Repeat, exactly and completely, the entries shown underneath.

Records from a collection
______________________________

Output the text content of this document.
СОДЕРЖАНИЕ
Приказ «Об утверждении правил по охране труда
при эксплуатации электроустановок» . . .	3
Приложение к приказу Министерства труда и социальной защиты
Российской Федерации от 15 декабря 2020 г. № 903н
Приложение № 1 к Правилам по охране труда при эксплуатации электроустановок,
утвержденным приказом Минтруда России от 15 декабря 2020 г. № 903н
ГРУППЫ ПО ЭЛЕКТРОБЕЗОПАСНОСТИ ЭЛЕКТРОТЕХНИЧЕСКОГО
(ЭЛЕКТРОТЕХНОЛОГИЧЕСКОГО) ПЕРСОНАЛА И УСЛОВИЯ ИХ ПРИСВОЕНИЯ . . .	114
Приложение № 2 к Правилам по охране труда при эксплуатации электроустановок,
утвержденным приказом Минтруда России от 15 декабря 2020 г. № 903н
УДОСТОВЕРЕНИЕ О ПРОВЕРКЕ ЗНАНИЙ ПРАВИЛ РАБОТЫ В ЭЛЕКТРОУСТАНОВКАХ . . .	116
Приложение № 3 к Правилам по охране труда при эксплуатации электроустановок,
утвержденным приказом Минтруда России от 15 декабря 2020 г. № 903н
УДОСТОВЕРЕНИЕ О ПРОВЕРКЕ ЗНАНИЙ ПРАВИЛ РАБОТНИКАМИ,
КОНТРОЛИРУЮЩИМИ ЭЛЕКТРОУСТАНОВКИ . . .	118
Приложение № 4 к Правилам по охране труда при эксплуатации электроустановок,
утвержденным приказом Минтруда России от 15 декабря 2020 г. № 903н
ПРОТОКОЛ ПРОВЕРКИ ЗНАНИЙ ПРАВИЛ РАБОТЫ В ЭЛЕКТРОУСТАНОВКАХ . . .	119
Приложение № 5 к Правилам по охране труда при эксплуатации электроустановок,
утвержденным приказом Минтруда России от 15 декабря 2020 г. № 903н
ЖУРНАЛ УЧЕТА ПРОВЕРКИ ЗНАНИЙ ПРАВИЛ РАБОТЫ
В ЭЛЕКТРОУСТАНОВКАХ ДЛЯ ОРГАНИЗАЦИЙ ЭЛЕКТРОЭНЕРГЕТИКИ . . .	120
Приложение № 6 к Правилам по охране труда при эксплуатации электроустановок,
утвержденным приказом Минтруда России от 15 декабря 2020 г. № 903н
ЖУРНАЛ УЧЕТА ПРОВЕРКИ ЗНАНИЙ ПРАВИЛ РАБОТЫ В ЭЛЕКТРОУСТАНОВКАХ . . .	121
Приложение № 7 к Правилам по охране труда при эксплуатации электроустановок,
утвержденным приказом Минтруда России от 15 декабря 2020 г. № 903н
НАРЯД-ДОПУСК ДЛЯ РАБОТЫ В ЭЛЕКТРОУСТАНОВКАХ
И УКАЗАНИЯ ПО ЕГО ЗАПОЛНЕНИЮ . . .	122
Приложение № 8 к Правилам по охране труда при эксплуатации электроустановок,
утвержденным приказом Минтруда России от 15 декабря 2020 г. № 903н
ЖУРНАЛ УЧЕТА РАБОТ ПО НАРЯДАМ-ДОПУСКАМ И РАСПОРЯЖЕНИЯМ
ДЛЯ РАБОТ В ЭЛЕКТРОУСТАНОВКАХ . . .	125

______________________________

Task response
Output the text content of this document.
СОДЕРЖАНИЕ
Приказ «Об утверждении правил по охране труда
при эксплуатации электроустановок» . . .	3
Приложение к приказу Министерства труда и социальной защиты
Российской Федерации от 15 декабря 2020 г. № 903н
Приложение № 1 к Правилам по охране труда при эксплуатации электроустановок,
утвержденным приказом Минтруда России от 15 декабря 2020 г. № 903н
ГРУППЫ ПО ЭЛЕКТРОБЕЗОПАСНОСТИ ЭЛЕКТРОТЕХНИЧЕСКОГО
(ЭЛЕКТРОТЕХНОЛОГИЧЕСКОГО) ПЕРСОНАЛА И УСЛОВИЯ ИХ ПРИСВОЕНИЯ . . .	114
Приложение № 2 к Правилам по охране труда при эксплуатации электроустановок,
утвержденным приказом Минтруда России от 15 декабря 2020 г. № 903н
УДОСТОВЕРЕНИЕ О ПРОВЕРКЕ ЗНАНИЙ ПРАВИЛ РАБОТЫ В ЭЛЕКТРОУСТАНОВКАХ . . .	116
Приложение № 3 к Правилам по охране труда при эксплуатации электроустановок,
утвержденным приказом Минтруда России от 15 декабря 2020 г. № 903н
УДОСТОВЕРЕНИЕ О ПРОВЕРКЕ ЗНАНИЙ ПРАВИЛ РАБОТНИКАМИ,
КОНТРОЛИРУЮЩИМИ ЭЛЕКТРОУСТАНОВКИ . . .	118
Приложение № 4 к Правилам по охране труда при эксплуатации электроустановок,
утвержденным приказом Минтруда России от 15 декабря 2020 г. № 903н
ПРОТОКОЛ ПРОВЕРКИ ЗНАНИЙ ПРАВИЛ РАБОТЫ В ЭЛЕКТРОУСТАНОВКАХ . . .	119
Приложение № 5 к Правилам по охране труда при эксплуатации электроустановок,
утвержденным приказом Минтруда России от 15 декабря 2020 г. № 903н
ЖУРНАЛ УЧЕТА ПРОВЕРКИ ЗНАНИЙ ПРАВИЛ РАБОТЫ
В ЭЛЕКТРОУСТАНОВКАХ ДЛЯ ОРГАНИЗАЦИЙ ЭЛЕКТРОЭНЕРГЕТИКИ . . .	120
Приложение № 6 к Правилам по охране труда при эксплуатации электроустановок,
утвержденным приказом Минтруда России от 15 декабря 2020 г. № 903н
ЖУРНАЛ УЧЕТА ПРОВЕРКИ ЗНАНИЙ ПРАВИЛ РАБОТЫ В ЭЛЕКТРОУСТАНОВКАХ . . .	121
Приложение № 7 к Правилам по охране труда при эксплуатации электроустановок,
утвержденным приказом Минтруда России от 15 декабря 2020 г. № 903н
НАРЯД-ДОПУСК ДЛЯ РАБОТЫ В ЭЛЕКТРОУСТАНОВКАХ
И УКАЗАНИЯ ПО ЕГО ЗАПОЛНЕНИЮ . . .	122
Приложение № 8 к Правилам по охране труда при эксплуатации электроустановок,
утвержденным приказом Минтруда России от 15 декабря 2020 г. № 903н
ЖУРНАЛ УЧЕТА РАБОТ ПО НАРЯДАМ-ДОПУСКАМ И РАСПОРЯЖЕНИЯМ
ДЛЯ РАБОТ В ЭЛЕКТРОУСТАНОВКАХ . . .	125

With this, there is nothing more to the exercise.